WHAT IS NEEDED:
Copy every line that holds "Zempoaltecatl".

Collected data entries
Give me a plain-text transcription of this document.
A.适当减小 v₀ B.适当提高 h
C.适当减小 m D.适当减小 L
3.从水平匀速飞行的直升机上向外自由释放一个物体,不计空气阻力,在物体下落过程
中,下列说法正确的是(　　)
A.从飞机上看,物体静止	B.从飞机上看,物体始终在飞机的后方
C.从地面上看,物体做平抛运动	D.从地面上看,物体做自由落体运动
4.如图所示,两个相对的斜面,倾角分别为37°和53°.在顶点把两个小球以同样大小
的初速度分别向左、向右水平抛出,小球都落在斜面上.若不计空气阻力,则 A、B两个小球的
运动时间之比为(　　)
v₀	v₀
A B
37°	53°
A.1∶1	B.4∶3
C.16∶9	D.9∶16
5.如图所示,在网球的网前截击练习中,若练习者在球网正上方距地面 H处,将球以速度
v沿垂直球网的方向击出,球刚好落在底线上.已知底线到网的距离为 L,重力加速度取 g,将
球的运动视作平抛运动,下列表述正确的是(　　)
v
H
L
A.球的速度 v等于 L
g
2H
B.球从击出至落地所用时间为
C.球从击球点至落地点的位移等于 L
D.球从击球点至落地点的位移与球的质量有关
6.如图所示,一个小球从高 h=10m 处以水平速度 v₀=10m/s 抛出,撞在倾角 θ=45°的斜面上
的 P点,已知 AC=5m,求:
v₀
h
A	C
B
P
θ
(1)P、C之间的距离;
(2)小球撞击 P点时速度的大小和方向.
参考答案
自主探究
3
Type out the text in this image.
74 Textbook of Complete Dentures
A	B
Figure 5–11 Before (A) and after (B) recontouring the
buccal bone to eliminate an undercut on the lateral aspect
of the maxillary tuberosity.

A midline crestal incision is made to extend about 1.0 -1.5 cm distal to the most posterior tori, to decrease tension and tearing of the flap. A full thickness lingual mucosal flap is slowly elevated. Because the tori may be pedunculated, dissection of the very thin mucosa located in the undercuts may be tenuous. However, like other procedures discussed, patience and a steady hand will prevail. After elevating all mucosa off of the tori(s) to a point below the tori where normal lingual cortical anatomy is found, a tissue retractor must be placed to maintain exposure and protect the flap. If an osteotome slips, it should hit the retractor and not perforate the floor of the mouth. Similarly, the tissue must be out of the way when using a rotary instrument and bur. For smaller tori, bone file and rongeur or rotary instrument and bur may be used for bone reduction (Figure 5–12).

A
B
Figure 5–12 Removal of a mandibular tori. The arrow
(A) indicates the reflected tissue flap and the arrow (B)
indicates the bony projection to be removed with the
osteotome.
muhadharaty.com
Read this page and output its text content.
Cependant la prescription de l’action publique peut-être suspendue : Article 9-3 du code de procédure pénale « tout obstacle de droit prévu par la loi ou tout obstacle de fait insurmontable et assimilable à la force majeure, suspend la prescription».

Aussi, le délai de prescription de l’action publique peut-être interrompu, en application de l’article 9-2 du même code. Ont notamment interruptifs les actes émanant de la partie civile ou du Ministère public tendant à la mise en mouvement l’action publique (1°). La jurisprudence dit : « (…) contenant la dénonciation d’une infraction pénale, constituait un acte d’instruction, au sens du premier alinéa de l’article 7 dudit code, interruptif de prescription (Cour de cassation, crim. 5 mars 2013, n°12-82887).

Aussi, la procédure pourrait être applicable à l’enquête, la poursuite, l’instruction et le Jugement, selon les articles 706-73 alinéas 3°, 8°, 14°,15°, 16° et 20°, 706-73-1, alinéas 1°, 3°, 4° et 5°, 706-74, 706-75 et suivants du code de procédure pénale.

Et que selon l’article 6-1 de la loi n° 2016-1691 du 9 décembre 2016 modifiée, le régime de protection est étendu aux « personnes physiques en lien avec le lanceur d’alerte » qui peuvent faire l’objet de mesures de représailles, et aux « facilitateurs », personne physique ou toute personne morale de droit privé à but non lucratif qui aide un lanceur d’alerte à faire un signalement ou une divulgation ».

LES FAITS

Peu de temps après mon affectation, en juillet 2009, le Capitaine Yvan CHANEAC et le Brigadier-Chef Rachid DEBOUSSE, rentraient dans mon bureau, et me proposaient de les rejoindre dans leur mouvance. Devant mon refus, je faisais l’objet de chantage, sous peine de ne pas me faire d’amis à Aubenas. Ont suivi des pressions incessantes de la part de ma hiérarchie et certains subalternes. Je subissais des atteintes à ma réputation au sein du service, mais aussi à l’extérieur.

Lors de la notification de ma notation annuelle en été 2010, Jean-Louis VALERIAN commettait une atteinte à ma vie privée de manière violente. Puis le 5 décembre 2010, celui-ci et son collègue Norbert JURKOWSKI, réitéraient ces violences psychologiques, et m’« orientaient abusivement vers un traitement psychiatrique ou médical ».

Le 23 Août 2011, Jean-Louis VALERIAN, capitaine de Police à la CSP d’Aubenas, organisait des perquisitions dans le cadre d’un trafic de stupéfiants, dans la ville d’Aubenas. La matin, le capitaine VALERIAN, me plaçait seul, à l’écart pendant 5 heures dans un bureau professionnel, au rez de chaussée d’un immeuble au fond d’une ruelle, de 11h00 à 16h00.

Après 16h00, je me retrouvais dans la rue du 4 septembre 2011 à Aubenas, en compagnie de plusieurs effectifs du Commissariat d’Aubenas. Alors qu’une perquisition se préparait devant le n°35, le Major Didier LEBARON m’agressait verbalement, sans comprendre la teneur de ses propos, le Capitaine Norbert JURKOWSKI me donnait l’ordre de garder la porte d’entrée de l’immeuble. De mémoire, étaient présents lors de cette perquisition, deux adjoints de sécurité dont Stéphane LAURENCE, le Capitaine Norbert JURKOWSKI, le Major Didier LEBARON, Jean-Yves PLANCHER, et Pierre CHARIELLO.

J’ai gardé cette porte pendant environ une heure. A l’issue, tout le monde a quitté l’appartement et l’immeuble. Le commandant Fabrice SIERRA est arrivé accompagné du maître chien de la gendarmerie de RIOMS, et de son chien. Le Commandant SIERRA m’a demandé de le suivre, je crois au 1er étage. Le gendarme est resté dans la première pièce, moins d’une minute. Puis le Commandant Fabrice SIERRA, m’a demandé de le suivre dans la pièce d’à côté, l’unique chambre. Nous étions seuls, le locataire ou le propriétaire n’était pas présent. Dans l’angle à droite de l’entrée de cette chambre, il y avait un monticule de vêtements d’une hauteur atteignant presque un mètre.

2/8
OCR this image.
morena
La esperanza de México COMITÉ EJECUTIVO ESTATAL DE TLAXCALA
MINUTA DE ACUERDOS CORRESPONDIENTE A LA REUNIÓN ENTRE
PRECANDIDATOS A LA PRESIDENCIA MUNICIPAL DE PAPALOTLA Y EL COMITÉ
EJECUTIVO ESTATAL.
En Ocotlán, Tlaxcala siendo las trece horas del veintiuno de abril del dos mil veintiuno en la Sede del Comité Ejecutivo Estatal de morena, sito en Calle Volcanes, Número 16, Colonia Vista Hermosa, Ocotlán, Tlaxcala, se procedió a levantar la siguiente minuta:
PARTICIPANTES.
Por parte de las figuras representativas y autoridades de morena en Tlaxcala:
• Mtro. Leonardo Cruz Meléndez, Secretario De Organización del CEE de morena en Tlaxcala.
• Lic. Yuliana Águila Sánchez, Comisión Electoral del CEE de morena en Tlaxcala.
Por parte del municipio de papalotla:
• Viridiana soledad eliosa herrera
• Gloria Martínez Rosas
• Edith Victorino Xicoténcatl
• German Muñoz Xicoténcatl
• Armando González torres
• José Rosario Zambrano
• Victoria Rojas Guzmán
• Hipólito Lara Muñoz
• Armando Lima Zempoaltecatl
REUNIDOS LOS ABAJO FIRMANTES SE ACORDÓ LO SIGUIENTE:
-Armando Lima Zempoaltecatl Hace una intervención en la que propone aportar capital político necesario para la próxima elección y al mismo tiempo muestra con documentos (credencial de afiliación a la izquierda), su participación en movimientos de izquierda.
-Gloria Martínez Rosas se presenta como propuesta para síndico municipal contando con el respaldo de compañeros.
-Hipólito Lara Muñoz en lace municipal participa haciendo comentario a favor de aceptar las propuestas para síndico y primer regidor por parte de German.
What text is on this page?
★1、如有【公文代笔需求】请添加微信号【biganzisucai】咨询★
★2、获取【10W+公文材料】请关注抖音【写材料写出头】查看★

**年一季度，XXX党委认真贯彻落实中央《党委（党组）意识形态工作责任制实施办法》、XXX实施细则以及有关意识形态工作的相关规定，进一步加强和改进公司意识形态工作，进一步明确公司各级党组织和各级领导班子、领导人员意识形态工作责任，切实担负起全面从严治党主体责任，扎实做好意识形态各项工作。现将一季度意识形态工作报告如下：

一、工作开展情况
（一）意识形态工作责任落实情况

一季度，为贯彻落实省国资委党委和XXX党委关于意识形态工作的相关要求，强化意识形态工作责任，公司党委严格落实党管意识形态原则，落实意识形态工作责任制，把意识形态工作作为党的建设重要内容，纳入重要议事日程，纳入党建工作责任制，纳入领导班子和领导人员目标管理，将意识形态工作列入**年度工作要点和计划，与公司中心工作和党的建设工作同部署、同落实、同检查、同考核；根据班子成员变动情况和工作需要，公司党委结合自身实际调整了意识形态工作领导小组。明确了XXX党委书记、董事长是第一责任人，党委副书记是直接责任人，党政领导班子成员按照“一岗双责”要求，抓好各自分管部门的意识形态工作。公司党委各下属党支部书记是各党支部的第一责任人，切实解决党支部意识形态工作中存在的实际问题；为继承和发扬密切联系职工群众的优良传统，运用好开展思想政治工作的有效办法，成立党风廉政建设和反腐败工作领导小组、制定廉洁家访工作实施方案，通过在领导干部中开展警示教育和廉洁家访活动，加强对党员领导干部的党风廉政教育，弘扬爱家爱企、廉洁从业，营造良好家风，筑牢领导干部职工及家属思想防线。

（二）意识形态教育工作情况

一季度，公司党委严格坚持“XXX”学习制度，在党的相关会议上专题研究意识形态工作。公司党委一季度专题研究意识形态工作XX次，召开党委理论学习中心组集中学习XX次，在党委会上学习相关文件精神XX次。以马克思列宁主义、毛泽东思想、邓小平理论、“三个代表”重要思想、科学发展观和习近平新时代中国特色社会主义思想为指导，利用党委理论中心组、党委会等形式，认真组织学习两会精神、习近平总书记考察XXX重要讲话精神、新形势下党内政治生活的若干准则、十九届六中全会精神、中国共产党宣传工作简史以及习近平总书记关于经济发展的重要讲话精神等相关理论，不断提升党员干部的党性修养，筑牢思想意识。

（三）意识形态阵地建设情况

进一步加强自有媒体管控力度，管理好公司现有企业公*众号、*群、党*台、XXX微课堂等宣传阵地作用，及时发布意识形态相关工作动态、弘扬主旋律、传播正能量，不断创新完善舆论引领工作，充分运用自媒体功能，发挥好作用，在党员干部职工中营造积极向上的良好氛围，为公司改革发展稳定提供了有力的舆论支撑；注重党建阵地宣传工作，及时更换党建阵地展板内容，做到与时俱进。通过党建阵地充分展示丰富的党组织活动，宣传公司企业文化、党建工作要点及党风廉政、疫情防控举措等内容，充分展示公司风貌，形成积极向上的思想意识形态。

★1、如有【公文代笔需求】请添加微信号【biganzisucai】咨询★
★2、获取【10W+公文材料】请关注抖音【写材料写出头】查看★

RIGHT ANSWER:
• Armando Lima Zempoaltecatl
-Armando Lima Zempoaltecatl Hace una intervención en la que propone aportar capital político necesario para la próxima elección y al mismo tiempo muestra con documentos (credencial de afiliación a la izquierda), su participación en movimientos de izquierda.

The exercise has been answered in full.